_Exercise material_
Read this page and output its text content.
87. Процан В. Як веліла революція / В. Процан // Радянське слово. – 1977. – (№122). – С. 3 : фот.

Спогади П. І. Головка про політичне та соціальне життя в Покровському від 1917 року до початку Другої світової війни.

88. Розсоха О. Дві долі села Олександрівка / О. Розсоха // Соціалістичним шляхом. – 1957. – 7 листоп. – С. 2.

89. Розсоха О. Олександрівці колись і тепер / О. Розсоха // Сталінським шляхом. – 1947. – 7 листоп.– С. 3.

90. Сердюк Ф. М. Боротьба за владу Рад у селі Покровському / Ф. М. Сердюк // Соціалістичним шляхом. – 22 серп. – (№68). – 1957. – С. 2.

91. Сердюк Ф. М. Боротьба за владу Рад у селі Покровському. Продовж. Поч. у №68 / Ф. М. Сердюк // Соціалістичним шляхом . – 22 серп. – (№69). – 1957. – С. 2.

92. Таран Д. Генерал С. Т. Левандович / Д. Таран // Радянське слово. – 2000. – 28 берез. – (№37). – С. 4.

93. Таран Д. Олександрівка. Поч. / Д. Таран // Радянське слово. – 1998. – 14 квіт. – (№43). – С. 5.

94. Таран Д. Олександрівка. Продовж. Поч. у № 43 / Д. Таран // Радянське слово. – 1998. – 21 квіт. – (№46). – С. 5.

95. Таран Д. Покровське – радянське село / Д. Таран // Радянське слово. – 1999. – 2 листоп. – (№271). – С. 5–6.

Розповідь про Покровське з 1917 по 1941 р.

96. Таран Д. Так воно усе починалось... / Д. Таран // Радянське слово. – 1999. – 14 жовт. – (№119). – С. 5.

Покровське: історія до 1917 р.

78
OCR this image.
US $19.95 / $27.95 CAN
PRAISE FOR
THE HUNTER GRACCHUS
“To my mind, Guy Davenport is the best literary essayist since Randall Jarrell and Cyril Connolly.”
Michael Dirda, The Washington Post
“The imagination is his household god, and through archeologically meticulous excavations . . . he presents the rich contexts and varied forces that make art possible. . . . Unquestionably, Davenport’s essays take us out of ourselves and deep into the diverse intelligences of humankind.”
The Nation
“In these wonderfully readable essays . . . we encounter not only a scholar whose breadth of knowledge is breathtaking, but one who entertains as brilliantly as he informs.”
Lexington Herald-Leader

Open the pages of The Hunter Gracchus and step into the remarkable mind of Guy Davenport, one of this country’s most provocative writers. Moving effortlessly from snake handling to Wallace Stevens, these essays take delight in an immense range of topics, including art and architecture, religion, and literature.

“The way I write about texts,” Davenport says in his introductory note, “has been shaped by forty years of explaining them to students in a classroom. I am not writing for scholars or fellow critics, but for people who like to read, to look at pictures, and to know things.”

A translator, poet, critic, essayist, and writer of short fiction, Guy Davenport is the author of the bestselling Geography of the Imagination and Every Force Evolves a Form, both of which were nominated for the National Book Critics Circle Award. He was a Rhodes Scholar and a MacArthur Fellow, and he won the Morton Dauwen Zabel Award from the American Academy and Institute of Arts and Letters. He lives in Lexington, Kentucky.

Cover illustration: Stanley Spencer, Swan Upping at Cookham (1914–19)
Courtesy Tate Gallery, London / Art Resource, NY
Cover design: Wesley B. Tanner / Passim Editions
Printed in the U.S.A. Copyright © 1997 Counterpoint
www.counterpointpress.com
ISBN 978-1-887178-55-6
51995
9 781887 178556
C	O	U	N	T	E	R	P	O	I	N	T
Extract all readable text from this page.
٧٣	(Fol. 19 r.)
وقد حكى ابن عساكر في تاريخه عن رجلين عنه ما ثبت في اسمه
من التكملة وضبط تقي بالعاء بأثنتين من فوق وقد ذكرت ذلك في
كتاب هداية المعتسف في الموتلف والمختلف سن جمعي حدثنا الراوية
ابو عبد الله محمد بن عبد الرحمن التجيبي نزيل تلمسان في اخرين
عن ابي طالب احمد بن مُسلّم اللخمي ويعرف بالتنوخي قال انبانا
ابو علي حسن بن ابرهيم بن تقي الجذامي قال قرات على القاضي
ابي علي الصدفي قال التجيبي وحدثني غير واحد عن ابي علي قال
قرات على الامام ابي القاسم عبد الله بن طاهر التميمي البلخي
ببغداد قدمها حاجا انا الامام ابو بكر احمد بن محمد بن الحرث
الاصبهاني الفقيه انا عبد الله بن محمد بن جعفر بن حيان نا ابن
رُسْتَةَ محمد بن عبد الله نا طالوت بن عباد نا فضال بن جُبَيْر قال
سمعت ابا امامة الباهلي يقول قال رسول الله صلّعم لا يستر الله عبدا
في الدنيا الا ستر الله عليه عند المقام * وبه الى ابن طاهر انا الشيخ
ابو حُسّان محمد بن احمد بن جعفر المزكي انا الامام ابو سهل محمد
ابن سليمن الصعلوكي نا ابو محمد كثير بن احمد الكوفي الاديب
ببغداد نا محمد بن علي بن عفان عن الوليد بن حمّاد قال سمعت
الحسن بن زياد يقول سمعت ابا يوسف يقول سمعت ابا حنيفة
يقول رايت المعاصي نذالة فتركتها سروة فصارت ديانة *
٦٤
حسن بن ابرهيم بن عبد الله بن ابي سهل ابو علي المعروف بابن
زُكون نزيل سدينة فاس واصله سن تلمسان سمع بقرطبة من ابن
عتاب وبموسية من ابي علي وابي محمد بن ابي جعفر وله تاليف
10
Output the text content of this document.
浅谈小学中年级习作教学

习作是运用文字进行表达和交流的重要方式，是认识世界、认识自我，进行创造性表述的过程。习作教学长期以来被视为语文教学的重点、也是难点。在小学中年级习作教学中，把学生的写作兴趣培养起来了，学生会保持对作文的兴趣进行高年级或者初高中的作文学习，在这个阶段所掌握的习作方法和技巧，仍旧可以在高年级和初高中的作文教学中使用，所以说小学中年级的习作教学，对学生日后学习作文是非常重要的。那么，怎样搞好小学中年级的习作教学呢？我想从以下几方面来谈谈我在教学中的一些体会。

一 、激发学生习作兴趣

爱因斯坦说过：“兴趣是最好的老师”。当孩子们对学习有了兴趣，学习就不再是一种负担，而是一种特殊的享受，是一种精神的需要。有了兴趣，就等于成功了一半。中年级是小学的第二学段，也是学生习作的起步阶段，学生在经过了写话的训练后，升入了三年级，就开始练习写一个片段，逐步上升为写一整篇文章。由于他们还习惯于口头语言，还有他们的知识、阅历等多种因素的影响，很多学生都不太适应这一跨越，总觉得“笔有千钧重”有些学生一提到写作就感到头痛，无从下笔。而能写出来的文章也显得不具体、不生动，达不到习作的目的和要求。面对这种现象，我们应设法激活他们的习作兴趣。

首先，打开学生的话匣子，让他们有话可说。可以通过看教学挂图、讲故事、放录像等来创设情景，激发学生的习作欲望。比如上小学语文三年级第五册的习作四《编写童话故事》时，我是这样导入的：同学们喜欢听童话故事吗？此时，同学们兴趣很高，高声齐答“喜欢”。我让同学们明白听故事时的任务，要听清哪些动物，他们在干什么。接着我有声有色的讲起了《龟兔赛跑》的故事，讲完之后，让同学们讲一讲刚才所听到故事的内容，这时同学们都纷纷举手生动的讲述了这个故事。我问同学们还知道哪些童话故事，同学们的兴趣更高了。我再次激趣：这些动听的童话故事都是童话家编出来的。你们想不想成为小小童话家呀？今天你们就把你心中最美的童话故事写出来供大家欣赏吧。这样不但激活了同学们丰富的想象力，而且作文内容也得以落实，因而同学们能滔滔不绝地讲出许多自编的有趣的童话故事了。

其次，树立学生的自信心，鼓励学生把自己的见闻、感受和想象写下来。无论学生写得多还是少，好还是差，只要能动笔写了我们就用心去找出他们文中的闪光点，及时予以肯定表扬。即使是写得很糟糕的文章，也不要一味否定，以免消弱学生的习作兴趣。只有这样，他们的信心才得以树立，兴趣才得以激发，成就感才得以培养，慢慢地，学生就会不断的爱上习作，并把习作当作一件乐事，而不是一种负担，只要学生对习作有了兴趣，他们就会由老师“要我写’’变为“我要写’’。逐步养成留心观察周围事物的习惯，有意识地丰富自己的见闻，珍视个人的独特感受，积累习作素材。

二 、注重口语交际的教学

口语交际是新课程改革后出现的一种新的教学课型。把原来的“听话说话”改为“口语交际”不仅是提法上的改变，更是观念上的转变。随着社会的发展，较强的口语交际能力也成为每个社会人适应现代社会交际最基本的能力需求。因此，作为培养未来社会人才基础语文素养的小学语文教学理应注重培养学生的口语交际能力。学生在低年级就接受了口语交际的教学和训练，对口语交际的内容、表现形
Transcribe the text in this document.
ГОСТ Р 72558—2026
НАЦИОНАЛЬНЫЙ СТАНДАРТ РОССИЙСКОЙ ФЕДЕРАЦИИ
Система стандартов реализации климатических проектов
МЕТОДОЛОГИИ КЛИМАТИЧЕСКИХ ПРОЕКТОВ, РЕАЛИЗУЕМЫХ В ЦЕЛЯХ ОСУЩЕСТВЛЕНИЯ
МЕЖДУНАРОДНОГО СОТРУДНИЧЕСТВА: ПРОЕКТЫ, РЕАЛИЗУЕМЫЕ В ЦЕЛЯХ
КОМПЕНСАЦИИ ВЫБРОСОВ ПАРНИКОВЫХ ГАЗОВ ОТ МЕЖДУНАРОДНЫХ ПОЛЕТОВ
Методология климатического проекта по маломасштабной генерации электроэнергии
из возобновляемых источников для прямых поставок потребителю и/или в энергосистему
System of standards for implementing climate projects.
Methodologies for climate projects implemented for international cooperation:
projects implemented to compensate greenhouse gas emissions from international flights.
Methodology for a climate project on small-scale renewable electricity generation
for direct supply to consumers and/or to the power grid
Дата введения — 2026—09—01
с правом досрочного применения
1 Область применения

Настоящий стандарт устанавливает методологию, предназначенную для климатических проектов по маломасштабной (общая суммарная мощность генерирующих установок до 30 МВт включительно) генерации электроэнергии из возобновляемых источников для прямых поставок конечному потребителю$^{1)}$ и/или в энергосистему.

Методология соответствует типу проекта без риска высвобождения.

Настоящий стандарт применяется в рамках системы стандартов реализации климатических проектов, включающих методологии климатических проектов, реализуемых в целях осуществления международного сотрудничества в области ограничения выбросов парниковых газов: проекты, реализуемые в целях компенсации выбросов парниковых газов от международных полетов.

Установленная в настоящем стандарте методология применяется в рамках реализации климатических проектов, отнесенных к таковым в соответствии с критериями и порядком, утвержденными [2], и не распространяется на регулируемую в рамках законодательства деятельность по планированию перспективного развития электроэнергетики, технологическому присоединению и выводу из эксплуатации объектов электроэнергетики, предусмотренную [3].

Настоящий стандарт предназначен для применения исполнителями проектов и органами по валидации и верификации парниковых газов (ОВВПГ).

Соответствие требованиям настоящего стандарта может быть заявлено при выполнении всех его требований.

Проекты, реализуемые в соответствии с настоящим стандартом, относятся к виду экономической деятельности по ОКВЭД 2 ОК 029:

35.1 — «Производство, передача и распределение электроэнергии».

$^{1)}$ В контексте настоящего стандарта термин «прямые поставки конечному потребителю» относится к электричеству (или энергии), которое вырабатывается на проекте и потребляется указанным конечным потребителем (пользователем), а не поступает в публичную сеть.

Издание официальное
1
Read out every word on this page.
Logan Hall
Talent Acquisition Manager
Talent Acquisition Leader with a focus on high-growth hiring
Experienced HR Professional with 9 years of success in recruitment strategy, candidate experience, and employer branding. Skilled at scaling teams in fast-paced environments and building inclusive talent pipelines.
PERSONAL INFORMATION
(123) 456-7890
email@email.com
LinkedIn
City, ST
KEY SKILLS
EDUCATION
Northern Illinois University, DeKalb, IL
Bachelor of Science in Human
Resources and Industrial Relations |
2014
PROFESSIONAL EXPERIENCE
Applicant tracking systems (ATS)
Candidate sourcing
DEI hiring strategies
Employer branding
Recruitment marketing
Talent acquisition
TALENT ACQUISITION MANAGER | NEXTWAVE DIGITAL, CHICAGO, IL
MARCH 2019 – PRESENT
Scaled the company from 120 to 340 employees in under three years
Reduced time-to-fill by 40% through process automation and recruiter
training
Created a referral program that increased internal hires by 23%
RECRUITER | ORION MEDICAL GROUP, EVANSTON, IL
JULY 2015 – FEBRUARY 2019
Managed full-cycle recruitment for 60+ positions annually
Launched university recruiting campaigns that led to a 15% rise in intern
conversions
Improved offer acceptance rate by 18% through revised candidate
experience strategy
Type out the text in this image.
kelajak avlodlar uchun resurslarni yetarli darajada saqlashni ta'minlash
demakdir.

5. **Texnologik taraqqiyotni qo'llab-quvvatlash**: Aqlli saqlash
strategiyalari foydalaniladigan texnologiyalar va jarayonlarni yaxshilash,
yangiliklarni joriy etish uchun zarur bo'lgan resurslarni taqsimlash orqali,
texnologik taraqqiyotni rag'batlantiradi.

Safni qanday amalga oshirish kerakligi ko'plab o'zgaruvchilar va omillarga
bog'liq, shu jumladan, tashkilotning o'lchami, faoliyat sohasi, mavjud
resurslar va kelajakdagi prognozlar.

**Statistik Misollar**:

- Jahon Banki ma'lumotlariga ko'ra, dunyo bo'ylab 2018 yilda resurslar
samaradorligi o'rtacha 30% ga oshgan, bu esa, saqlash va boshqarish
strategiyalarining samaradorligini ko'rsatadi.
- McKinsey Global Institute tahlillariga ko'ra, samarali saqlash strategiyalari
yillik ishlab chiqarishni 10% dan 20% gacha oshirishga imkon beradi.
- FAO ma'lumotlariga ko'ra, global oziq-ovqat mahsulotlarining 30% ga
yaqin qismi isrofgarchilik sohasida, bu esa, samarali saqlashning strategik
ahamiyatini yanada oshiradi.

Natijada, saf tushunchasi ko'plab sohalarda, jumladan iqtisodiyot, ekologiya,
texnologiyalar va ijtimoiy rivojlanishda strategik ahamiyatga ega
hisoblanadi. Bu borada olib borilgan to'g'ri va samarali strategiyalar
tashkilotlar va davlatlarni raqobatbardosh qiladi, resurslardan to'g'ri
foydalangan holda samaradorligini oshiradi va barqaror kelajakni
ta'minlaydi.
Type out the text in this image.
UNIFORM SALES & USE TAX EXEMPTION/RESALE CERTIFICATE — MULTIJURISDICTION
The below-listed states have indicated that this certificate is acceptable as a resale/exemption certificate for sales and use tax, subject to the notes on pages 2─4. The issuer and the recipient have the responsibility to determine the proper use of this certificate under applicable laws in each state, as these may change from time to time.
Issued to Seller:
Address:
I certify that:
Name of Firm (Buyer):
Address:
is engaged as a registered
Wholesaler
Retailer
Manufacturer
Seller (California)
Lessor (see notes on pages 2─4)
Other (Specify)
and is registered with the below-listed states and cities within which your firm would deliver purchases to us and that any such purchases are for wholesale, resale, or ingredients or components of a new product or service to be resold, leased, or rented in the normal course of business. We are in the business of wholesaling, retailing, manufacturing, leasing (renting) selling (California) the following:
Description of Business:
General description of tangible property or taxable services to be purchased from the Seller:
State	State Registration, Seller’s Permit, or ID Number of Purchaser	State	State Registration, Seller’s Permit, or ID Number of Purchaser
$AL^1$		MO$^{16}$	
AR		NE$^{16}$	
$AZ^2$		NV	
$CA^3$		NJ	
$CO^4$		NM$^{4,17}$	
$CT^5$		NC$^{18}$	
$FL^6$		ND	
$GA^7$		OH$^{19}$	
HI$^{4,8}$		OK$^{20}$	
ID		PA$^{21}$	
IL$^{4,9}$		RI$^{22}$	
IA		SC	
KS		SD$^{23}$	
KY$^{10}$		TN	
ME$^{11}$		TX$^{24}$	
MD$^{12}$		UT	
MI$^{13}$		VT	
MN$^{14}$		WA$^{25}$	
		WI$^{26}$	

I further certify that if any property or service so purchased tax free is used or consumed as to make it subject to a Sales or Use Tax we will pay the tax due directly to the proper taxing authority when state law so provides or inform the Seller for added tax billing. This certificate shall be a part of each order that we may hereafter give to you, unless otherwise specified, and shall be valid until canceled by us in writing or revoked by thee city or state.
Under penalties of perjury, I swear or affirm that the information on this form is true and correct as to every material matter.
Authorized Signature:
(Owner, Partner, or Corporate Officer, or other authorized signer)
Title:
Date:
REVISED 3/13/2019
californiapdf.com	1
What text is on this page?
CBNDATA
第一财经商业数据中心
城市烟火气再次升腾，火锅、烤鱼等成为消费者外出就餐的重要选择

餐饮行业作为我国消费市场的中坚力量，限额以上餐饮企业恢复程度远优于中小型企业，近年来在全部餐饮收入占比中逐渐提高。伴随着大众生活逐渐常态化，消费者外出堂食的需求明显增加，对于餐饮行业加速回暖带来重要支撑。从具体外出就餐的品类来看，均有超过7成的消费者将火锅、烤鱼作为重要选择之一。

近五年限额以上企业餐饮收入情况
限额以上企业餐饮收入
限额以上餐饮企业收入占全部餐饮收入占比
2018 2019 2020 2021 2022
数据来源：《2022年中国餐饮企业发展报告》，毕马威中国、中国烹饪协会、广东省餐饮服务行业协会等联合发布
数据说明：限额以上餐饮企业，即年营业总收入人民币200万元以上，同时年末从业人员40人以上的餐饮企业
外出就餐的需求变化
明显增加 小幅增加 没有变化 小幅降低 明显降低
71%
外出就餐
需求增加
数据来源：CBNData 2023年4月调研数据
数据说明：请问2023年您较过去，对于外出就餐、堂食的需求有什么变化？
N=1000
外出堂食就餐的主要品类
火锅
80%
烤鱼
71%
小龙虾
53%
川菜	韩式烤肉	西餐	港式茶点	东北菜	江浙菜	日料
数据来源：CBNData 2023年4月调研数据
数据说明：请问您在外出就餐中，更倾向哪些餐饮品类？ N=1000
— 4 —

_Do this_
List all lines where "соответствии" occurs.

_Output for this task_
Установленная в настоящем стандарте методология применяется в рамках реализации климатических проектов, отнесенных к таковым в соответствии с критериями и порядком, утвержденными [2], и не распространяется на регулируемую в рамках законодательства деятельность по планированию перспективного развития электроэнергетики, технологическому присоединению и выводу из эксплуатации объектов электроэнергетики, предусмотренную [3].
Проекты, реализуемые в соответствии с настоящим стандартом, относятся к виду экономической деятельности по ОКВЭД 2 ОК 029:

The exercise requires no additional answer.